Start RECORDS PROVIDED

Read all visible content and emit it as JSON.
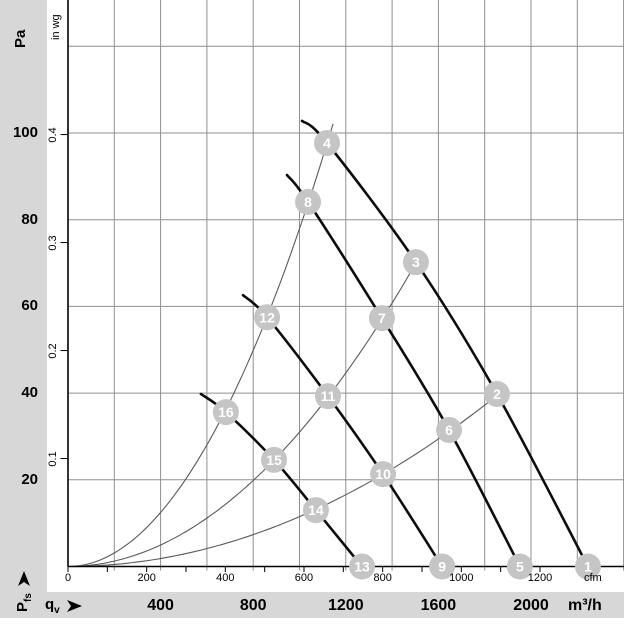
{
  "page": {
    "bg": "#d7d7d7",
    "panel": "#ffffff"
  },
  "colors": {
    "grid": "#8f8f8f",
    "axis": "#000000",
    "fan_curve": "#0d0d0d",
    "parabola": "#5a5a5a",
    "marker_fill": "#c5c5c5",
    "marker_text": "#ffffff",
    "text": "#000000"
  },
  "axes": {
    "left_primary": {
      "title": "Pa",
      "tick_labels": [
        20,
        40,
        60,
        80,
        100
      ]
    },
    "left_secondary": {
      "title": "in wg",
      "tick_labels": [
        0.1,
        0.2,
        0.3,
        0.4
      ]
    },
    "bottom_primary": {
      "unit": "m³/h",
      "tick_labels": [
        400,
        800,
        1200,
        1600,
        2000
      ]
    },
    "bottom_secondary": {
      "unit": "cfm",
      "tick_labels": [
        0,
        200,
        400,
        600,
        800,
        1000,
        1200
      ]
    },
    "pfs": {
      "base": "P",
      "sub": "fs"
    },
    "qv": {
      "base": "q",
      "sub": "v"
    }
  },
  "chart_data": {
    "type": "line",
    "title": "",
    "x_unit": "m³/h",
    "x_unit_secondary": "cfm",
    "y_unit": "Pa",
    "y_unit_secondary": "in wg",
    "x_range_m3h": [
      0,
      2400
    ],
    "y_range_Pa": [
      0,
      131
    ],
    "grid": {
      "x_step_m3h": 200,
      "y_step_Pa": 20,
      "y_grid_Pa": [
        20,
        40,
        60,
        80,
        100,
        120
      ]
    },
    "legend": "circled numbers mark operating points on four fan speed curves",
    "fan_curves": [
      {
        "name": "fan-curve-speed-1",
        "points": [
          {
            "m3h": 1011,
            "Pa": 102.8,
            "label": null
          },
          {
            "m3h": 1119,
            "Pa": 97.7,
            "label": "4"
          },
          {
            "m3h": 1503,
            "Pa": 70.2,
            "label": "3"
          },
          {
            "m3h": 1853,
            "Pa": 39.8,
            "label": "2"
          },
          {
            "m3h": 2246,
            "Pa": 0,
            "label": "1"
          }
        ]
      },
      {
        "name": "fan-curve-speed-2",
        "points": [
          {
            "m3h": 946,
            "Pa": 90.3,
            "label": null
          },
          {
            "m3h": 1037,
            "Pa": 84.1,
            "label": "8"
          },
          {
            "m3h": 1356,
            "Pa": 57.3,
            "label": "7"
          },
          {
            "m3h": 1646,
            "Pa": 31.5,
            "label": "6"
          },
          {
            "m3h": 1952,
            "Pa": 0,
            "label": "5"
          }
        ]
      },
      {
        "name": "fan-curve-speed-3",
        "points": [
          {
            "m3h": 756,
            "Pa": 62.6,
            "label": null
          },
          {
            "m3h": 860,
            "Pa": 57.5,
            "label": "12"
          },
          {
            "m3h": 1123,
            "Pa": 39.3,
            "label": "11"
          },
          {
            "m3h": 1361,
            "Pa": 21.3,
            "label": "10"
          },
          {
            "m3h": 1616,
            "Pa": 0,
            "label": "9"
          }
        ]
      },
      {
        "name": "fan-curve-speed-4",
        "points": [
          {
            "m3h": 574,
            "Pa": 39.8,
            "label": null
          },
          {
            "m3h": 682,
            "Pa": 35.6,
            "label": "16"
          },
          {
            "m3h": 890,
            "Pa": 24.6,
            "label": "15"
          },
          {
            "m3h": 1071,
            "Pa": 13.0,
            "label": "14"
          },
          {
            "m3h": 1270,
            "Pa": 0,
            "label": "13"
          }
        ]
      }
    ],
    "system_parabolas": [
      {
        "name": "system-parabola-1",
        "k_Pa_per_m3h2": 7.79e-05,
        "q_max_m3h": 1145
      },
      {
        "name": "system-parabola-2",
        "k_Pa_per_m3h2": 3.1e-05,
        "q_max_m3h": 1529
      },
      {
        "name": "system-parabola-3",
        "k_Pa_per_m3h2": 1.149e-05,
        "q_max_m3h": 1879
      }
    ]
  }
}
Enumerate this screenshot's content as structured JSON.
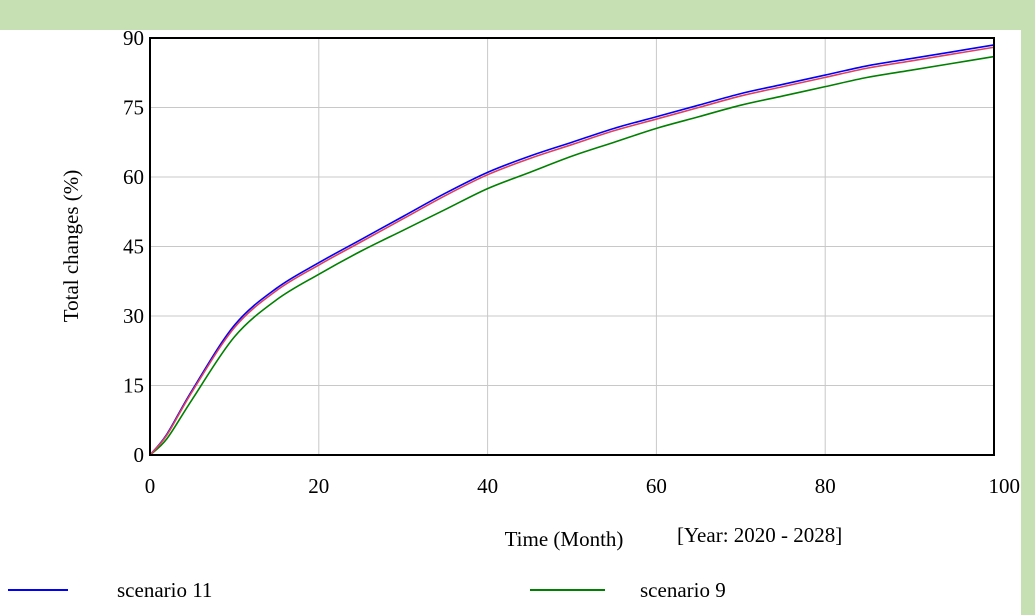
{
  "colors": {
    "band": "#c6e0b4",
    "scenario_11": "#0000ff",
    "scenario_9": "#008000",
    "middle_series": "#e0405a",
    "grid": "#c8c8c8"
  },
  "chart_data": {
    "type": "line",
    "title": "",
    "xlabel": "Time (Month)",
    "xlabel_note": "[Year: 2020 - 2028]",
    "ylabel": "Total changes (%)",
    "xlim": [
      0,
      100
    ],
    "ylim": [
      0,
      90
    ],
    "xticks": [
      "0",
      "20",
      "40",
      "60",
      "80",
      "100"
    ],
    "yticks": [
      "0",
      "15",
      "30",
      "45",
      "60",
      "75",
      "90"
    ],
    "grid": true,
    "legend_position": "bottom",
    "x": [
      0,
      2,
      5,
      10,
      15,
      20,
      25,
      30,
      35,
      40,
      45,
      50,
      55,
      60,
      65,
      70,
      75,
      80,
      85,
      90,
      95,
      100
    ],
    "series": [
      {
        "name": "scenario 11",
        "color": "#0000ff",
        "values": [
          0,
          4.5,
          14,
          28,
          36,
          41.5,
          46.5,
          51.5,
          56.5,
          61,
          64.5,
          67.5,
          70.5,
          73,
          75.5,
          78,
          80,
          82,
          84,
          85.5,
          87,
          88.5
        ]
      },
      {
        "name": "",
        "color": "#e0405a",
        "values": [
          0,
          4.3,
          13.7,
          27.5,
          35.5,
          41,
          46,
          51,
          56,
          60.5,
          64,
          67,
          70,
          72.5,
          75,
          77.5,
          79.5,
          81.5,
          83.5,
          85,
          86.5,
          88
        ]
      },
      {
        "name": "scenario 9",
        "color": "#008000",
        "values": [
          0,
          3.5,
          12,
          25.5,
          33.5,
          39,
          44,
          48.5,
          53,
          57.5,
          61,
          64.5,
          67.5,
          70.5,
          73,
          75.5,
          77.5,
          79.5,
          81.5,
          83,
          84.5,
          86
        ]
      }
    ]
  }
}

End RECORDS PROVIDED

> REQUIRED WORK: Give back every line exactly as it stands, pictures excluded.

> TASK RESULT:
Read all visible content and emit it as JSON.
{
  "page": {
    "bg": "#d7d7d7",
    "panel": "#ffffff"
  },
  "colors": {
    "grid": "#8f8f8f",
    "axis": "#000000",
    "fan_curve": "#0d0d0d",
    "parabola": "#5a5a5a",
    "marker_fill": "#c5c5c5",
    "marker_text": "#ffffff",
    "text": "#000000"
  },
  "axes": {
    "left_primary": {
      "title": "Pa",
      "tick_labels": [
        20,
        40,
        60,
        80,
        100
      ]
    },
    "left_secondary": {
      "title": "in wg",
      "tick_labels": [
        0.1,
        0.2,
        0.3,
        0.4
      ]
    },
    "bottom_primary": {
      "unit": "m³/h",
      "tick_labels": [
        400,
        800,
        1200,
        1600,
        2000
      ]
    },
    "bottom_secondary": {
      "unit": "cfm",
      "tick_labels": [
        0,
        200,
        400,
        600,
        800,
        1000,
        1200
      ]
    },
    "pfs": {
      "base": "P",
      "sub": "fs"
    },
    "qv": {
      "base": "q",
      "sub": "v"
    }
  },
  "chart_data": {
    "type": "line",
    "title": "",
    "x_unit": "m³/h",
    "x_unit_secondary": "cfm",
    "y_unit": "Pa",
    "y_unit_secondary": "in wg",
    "x_range_m3h": [
      0,
      2400
    ],
    "y_range_Pa": [
      0,
      131
    ],
    "grid": {
      "x_step_m3h": 200,
      "y_step_Pa": 20,
      "y_grid_Pa": [
        20,
        40,
        60,
        80,
        100,
        120
      ]
    },
    "legend": "circled numbers mark operating points on four fan speed curves",
    "fan_curves": [
      {
        "name": "fan-curve-speed-1",
        "points": [
          {
            "m3h": 1011,
            "Pa": 102.8,
            "label": null
          },
          {
            "m3h": 1119,
            "Pa": 97.7,
            "label": "4"
          },
          {
            "m3h": 1503,
            "Pa": 70.2,
            "label": "3"
          },
          {
            "m3h": 1853,
            "Pa": 39.8,
            "label": "2"
          },
          {
            "m3h": 2246,
            "Pa": 0,
            "label": "1"
          }
        ]
      },
      {
        "name": "fan-curve-speed-2",
        "points": [
          {
            "m3h": 946,
            "Pa": 90.3,
            "label": null
          },
          {
            "m3h": 1037,
            "Pa": 84.1,
            "label": "8"
          },
          {
            "m3h": 1356,
            "Pa": 57.3,
            "label": "7"
          },
          {
            "m3h": 1646,
            "Pa": 31.5,
            "label": "6"
          },
          {
            "m3h": 1952,
            "Pa": 0,
            "label": "5"
          }
        ]
      },
      {
        "name": "fan-curve-speed-3",
        "points": [
          {
            "m3h": 756,
            "Pa": 62.6,
            "label": null
          },
          {
            "m3h": 860,
            "Pa": 57.5,
            "label": "12"
          },
          {
            "m3h": 1123,
            "Pa": 39.3,
            "label": "11"
          },
          {
            "m3h": 1361,
            "Pa": 21.3,
            "label": "10"
          },
          {
            "m3h": 1616,
            "Pa": 0,
            "label": "9"
          }
        ]
      },
      {
        "name": "fan-curve-speed-4",
        "points": [
          {
            "m3h": 574,
            "Pa": 39.8,
            "label": null
          },
          {
            "m3h": 682,
            "Pa": 35.6,
            "label": "16"
          },
          {
            "m3h": 890,
            "Pa": 24.6,
            "label": "15"
          },
          {
            "m3h": 1071,
            "Pa": 13.0,
            "label": "14"
          },
          {
            "m3h": 1270,
            "Pa": 0,
            "label": "13"
          }
        ]
      }
    ],
    "system_parabolas": [
      {
        "name": "system-parabola-1",
        "k_Pa_per_m3h2": 7.79e-05,
        "q_max_m3h": 1145
      },
      {
        "name": "system-parabola-2",
        "k_Pa_per_m3h2": 3.1e-05,
        "q_max_m3h": 1529
      },
      {
        "name": "system-parabola-3",
        "k_Pa_per_m3h2": 1.149e-05,
        "q_max_m3h": 1879
      }
    ]
  }
}
Enumerate this screenshot's content as structured JSON.
{
  "colors": {
    "band": "#c6e0b4",
    "scenario_11": "#0000ff",
    "scenario_9": "#008000",
    "middle_series": "#e0405a",
    "grid": "#c8c8c8"
  },
  "chart_data": {
    "type": "line",
    "title": "",
    "xlabel": "Time (Month)",
    "xlabel_note": "[Year: 2020 - 2028]",
    "ylabel": "Total changes (%)",
    "xlim": [
      0,
      100
    ],
    "ylim": [
      0,
      90
    ],
    "xticks": [
      "0",
      "20",
      "40",
      "60",
      "80",
      "100"
    ],
    "yticks": [
      "0",
      "15",
      "30",
      "45",
      "60",
      "75",
      "90"
    ],
    "grid": true,
    "legend_position": "bottom",
    "x": [
      0,
      2,
      5,
      10,
      15,
      20,
      25,
      30,
      35,
      40,
      45,
      50,
      55,
      60,
      65,
      70,
      75,
      80,
      85,
      90,
      95,
      100
    ],
    "series": [
      {
        "name": "scenario 11",
        "color": "#0000ff",
        "values": [
          0,
          4.5,
          14,
          28,
          36,
          41.5,
          46.5,
          51.5,
          56.5,
          61,
          64.5,
          67.5,
          70.5,
          73,
          75.5,
          78,
          80,
          82,
          84,
          85.5,
          87,
          88.5
        ]
      },
      {
        "name": "",
        "color": "#e0405a",
        "values": [
          0,
          4.3,
          13.7,
          27.5,
          35.5,
          41,
          46,
          51,
          56,
          60.5,
          64,
          67,
          70,
          72.5,
          75,
          77.5,
          79.5,
          81.5,
          83.5,
          85,
          86.5,
          88
        ]
      },
      {
        "name": "scenario 9",
        "color": "#008000",
        "values": [
          0,
          3.5,
          12,
          25.5,
          33.5,
          39,
          44,
          48.5,
          53,
          57.5,
          61,
          64.5,
          67.5,
          70.5,
          73,
          75.5,
          77.5,
          79.5,
          81.5,
          83,
          84.5,
          86
        ]
      }
    ]
  }
}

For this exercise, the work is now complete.